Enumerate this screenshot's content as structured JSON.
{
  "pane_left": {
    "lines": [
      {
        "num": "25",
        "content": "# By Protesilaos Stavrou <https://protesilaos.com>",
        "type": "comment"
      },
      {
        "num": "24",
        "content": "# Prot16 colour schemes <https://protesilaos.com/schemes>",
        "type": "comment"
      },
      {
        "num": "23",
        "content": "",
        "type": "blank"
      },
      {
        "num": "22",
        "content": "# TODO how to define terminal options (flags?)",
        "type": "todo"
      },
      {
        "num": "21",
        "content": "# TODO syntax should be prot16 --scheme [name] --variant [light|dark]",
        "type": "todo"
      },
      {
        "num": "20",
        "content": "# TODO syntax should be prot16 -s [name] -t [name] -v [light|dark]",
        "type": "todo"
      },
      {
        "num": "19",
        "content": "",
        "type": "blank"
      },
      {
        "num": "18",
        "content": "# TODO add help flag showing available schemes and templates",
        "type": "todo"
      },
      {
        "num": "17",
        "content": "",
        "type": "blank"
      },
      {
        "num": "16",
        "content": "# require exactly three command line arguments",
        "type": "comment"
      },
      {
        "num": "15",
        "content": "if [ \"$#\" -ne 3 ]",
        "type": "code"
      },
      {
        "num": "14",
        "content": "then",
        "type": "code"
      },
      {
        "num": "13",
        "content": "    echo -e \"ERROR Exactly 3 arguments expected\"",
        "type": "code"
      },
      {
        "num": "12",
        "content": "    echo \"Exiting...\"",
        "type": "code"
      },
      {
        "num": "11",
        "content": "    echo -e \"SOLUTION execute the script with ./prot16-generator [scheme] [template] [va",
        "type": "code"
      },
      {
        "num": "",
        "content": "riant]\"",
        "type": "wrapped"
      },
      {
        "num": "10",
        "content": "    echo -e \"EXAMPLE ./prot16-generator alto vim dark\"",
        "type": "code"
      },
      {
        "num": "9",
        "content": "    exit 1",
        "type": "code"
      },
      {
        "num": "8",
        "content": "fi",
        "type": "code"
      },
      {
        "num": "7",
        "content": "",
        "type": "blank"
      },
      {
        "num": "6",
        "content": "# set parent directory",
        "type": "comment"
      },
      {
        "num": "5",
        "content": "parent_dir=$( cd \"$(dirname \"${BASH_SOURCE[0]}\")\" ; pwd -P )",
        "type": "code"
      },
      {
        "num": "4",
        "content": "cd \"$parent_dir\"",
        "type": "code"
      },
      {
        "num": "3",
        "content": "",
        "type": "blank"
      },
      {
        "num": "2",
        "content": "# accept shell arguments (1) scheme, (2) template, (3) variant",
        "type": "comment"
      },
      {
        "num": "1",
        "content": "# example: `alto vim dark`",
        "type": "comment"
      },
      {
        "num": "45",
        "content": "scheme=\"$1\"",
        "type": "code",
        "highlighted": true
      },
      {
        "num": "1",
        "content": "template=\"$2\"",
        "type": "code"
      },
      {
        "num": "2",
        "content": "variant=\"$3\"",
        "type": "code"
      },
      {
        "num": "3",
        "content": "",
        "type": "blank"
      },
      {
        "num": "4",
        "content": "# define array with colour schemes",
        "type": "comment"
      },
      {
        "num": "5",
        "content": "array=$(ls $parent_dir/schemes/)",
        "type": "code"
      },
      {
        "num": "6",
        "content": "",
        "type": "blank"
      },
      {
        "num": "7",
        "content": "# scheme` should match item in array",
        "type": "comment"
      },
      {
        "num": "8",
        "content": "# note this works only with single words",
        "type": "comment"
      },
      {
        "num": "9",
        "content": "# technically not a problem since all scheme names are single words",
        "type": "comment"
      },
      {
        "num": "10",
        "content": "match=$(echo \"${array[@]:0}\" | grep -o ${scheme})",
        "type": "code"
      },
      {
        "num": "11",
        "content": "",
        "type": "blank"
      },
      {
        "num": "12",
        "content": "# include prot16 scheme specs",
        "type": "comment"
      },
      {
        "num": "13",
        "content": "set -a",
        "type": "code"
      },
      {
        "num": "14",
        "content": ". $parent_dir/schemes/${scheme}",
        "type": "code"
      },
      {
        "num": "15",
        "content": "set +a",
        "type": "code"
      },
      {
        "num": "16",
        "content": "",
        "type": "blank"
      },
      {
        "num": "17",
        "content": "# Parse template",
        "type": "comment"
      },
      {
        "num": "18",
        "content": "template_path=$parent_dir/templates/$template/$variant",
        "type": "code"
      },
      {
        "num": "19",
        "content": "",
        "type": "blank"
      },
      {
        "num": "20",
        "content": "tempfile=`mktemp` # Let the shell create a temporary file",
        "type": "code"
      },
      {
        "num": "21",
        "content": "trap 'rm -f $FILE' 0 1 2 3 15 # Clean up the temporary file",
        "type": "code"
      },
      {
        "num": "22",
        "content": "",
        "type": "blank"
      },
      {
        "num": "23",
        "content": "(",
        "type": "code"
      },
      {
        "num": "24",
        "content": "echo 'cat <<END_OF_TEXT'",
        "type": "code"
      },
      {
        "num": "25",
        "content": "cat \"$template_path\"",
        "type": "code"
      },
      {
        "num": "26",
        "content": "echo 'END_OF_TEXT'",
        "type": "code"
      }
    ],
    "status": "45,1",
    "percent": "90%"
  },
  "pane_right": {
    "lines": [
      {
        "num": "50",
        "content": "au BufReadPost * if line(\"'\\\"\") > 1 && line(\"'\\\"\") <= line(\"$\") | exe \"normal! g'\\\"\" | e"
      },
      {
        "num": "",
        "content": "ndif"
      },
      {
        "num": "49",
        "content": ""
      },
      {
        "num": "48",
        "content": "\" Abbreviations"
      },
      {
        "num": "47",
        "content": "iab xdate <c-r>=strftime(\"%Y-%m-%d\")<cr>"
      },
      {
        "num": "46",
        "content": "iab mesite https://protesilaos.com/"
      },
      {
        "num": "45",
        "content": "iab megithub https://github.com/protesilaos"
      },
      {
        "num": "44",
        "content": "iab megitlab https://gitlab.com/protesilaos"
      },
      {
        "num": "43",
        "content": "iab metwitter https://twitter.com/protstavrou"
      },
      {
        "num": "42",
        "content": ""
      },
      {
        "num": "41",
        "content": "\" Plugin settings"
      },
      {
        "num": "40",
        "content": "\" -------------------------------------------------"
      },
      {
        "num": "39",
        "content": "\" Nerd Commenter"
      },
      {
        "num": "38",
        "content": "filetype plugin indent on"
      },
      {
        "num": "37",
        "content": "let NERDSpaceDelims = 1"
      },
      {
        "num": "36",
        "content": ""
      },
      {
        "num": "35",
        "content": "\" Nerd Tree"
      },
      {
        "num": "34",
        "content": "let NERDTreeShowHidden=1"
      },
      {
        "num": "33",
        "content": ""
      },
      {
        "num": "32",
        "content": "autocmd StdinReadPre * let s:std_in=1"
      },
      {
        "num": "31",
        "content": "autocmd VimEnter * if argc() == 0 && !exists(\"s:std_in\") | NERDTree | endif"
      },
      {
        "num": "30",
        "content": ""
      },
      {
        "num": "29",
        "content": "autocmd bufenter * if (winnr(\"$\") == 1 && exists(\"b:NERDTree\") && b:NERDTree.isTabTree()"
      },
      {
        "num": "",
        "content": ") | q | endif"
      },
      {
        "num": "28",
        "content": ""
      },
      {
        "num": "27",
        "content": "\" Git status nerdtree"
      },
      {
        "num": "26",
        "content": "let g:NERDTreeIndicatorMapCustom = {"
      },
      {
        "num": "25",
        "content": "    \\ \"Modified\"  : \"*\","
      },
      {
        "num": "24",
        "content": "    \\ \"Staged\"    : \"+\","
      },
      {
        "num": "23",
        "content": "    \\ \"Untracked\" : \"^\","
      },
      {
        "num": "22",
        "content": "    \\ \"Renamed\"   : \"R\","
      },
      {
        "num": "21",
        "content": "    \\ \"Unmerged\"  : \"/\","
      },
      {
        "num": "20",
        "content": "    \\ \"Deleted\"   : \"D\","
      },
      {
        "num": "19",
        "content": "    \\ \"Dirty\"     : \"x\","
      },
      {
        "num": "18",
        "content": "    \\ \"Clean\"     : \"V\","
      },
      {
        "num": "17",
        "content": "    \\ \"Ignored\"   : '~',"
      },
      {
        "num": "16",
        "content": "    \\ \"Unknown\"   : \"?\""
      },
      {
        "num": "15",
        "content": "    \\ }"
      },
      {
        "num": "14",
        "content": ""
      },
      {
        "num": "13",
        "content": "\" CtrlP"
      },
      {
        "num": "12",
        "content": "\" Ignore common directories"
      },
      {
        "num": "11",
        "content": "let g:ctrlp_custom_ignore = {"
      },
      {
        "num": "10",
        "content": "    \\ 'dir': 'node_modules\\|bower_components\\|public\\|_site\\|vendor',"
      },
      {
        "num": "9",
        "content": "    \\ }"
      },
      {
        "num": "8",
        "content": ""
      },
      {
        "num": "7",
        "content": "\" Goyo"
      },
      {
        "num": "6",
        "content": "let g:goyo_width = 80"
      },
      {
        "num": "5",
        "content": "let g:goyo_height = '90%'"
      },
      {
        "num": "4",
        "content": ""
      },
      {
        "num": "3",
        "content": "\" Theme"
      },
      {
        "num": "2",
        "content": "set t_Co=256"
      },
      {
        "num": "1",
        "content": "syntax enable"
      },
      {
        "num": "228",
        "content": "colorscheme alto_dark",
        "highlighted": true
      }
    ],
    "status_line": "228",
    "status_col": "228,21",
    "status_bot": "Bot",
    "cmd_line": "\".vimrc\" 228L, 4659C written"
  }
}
--
Copy out all lines from the material above that contain the string "define".

        "content": "# TODO how to define terminal options (flags?)",
        "content": "# define array with colour schemes",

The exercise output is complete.